▶ [WHAT NEEDS TO BE DONE]: Extract the text of each entry below exactly, leaving every image behind.

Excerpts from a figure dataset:
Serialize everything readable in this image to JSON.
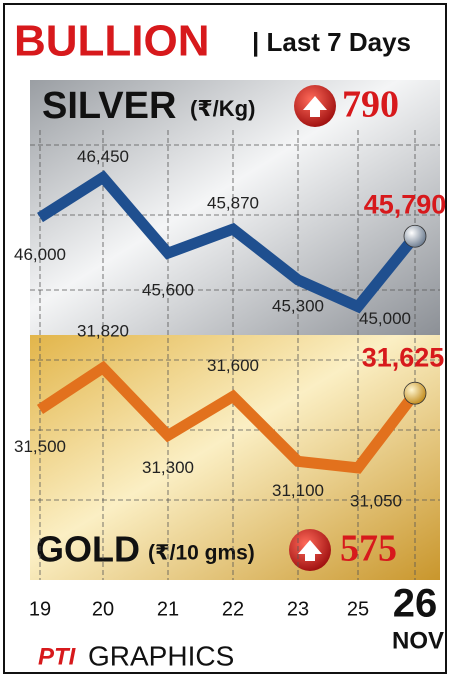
{
  "header": {
    "title": "BULLION",
    "subtitle": "| Last 7 Days"
  },
  "chart_data": [
    {
      "type": "line",
      "title": "SILVER",
      "unit": "(₹/Kg)",
      "change": 790,
      "categories": [
        "19",
        "20",
        "21",
        "22",
        "23",
        "25",
        "26"
      ],
      "month": "NOV",
      "series": [
        {
          "name": "Silver",
          "color": "#1f4f8f",
          "values": [
            46000,
            46450,
            45600,
            45870,
            45300,
            45000,
            45790
          ],
          "value_labels": [
            "46,000",
            "46,450",
            "45,600",
            "45,870",
            "45,300",
            "45,000",
            "45,790"
          ]
        }
      ],
      "ylim": [
        44850,
        46870
      ]
    },
    {
      "type": "line",
      "title": "GOLD",
      "unit": "(₹/10 gms)",
      "change": 575,
      "categories": [
        "19",
        "20",
        "21",
        "22",
        "23",
        "25",
        "26"
      ],
      "series": [
        {
          "name": "Gold",
          "color": "#e2711d",
          "values": [
            31500,
            31820,
            31300,
            31600,
            31100,
            31050,
            31625
          ],
          "value_labels": [
            "31,500",
            "31,820",
            "31,300",
            "31,600",
            "31,100",
            "31,050",
            "31,625"
          ]
        }
      ],
      "ylim": [
        30880,
        32034
      ]
    }
  ],
  "footer": {
    "brand": "PTI",
    "text": "GRAPHICS"
  }
}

▶ [FULL ANSWER]:
Serialize everything readable in this image to JSON.
{
  "header": {
    "title": "BULLION",
    "subtitle": "| Last 7 Days"
  },
  "chart_data": [
    {
      "type": "line",
      "title": "SILVER",
      "unit": "(₹/Kg)",
      "change": 790,
      "categories": [
        "19",
        "20",
        "21",
        "22",
        "23",
        "25",
        "26"
      ],
      "month": "NOV",
      "series": [
        {
          "name": "Silver",
          "color": "#1f4f8f",
          "values": [
            46000,
            46450,
            45600,
            45870,
            45300,
            45000,
            45790
          ],
          "value_labels": [
            "46,000",
            "46,450",
            "45,600",
            "45,870",
            "45,300",
            "45,000",
            "45,790"
          ]
        }
      ],
      "ylim": [
        44850,
        46870
      ]
    },
    {
      "type": "line",
      "title": "GOLD",
      "unit": "(₹/10 gms)",
      "change": 575,
      "categories": [
        "19",
        "20",
        "21",
        "22",
        "23",
        "25",
        "26"
      ],
      "series": [
        {
          "name": "Gold",
          "color": "#e2711d",
          "values": [
            31500,
            31820,
            31300,
            31600,
            31100,
            31050,
            31625
          ],
          "value_labels": [
            "31,500",
            "31,820",
            "31,300",
            "31,600",
            "31,100",
            "31,050",
            "31,625"
          ]
        }
      ],
      "ylim": [
        30880,
        32034
      ]
    }
  ],
  "footer": {
    "brand": "PTI",
    "text": "GRAPHICS"
  }
}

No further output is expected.